Reproduce the following entries verbatim, each one complete.

====

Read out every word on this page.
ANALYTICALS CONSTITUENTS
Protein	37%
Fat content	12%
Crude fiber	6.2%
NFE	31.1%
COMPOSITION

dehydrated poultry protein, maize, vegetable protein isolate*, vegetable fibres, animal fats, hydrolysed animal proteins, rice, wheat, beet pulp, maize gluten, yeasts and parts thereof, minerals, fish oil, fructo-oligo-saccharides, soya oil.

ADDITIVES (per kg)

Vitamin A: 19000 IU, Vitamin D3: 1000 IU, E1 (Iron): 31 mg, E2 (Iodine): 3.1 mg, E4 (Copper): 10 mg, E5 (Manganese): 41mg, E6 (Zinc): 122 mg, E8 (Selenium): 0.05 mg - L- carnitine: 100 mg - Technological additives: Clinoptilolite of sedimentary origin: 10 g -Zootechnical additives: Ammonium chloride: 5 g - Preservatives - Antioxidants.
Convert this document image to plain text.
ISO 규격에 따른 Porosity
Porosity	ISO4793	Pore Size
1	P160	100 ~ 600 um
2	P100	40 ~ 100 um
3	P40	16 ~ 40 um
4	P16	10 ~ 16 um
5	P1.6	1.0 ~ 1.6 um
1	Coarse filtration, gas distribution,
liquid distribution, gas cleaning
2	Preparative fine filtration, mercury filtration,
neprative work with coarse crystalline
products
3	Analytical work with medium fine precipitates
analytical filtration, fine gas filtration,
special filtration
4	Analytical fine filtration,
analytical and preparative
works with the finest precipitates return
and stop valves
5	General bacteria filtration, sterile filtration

====

- Finished exercise -
Read out every word on this page.
ANALYTICALS CONSTITUENTS
Protein	37%
Fat content	12%
Crude fiber	6.2%
NFE	31.1%
COMPOSITION

dehydrated poultry protein, maize, vegetable protein isolate*, vegetable fibres, animal fats, hydrolysed animal proteins, rice, wheat, beet pulp, maize gluten, yeasts and parts thereof, minerals, fish oil, fructo-oligo-saccharides, soya oil.

ADDITIVES (per kg)

Vitamin A: 19000 IU, Vitamin D3: 1000 IU, E1 (Iron): 31 mg, E2 (Iodine): 3.1 mg, E4 (Copper): 10 mg, E5 (Manganese): 41mg, E6 (Zinc): 122 mg, E8 (Selenium): 0.05 mg - L- carnitine: 100 mg - Technological additives: Clinoptilolite of sedimentary origin: 10 g -Zootechnical additives: Ammonium chloride: 5 g - Preservatives - Antioxidants.
Convert this document image to plain text.
ISO 규격에 따른 Porosity
Porosity	ISO4793	Pore Size
1	P160	100 ~ 600 um
2	P100	40 ~ 100 um
3	P40	16 ~ 40 um
4	P16	10 ~ 16 um
5	P1.6	1.0 ~ 1.6 um
1	Coarse filtration, gas distribution,
liquid distribution, gas cleaning
2	Preparative fine filtration, mercury filtration,
neprative work with coarse crystalline
products
3	Analytical work with medium fine precipitates
analytical filtration, fine gas filtration,
special filtration
4	Analytical fine filtration,
analytical and preparative
works with the finest precipitates return
and stop valves
5	General bacteria filtration, sterile filtration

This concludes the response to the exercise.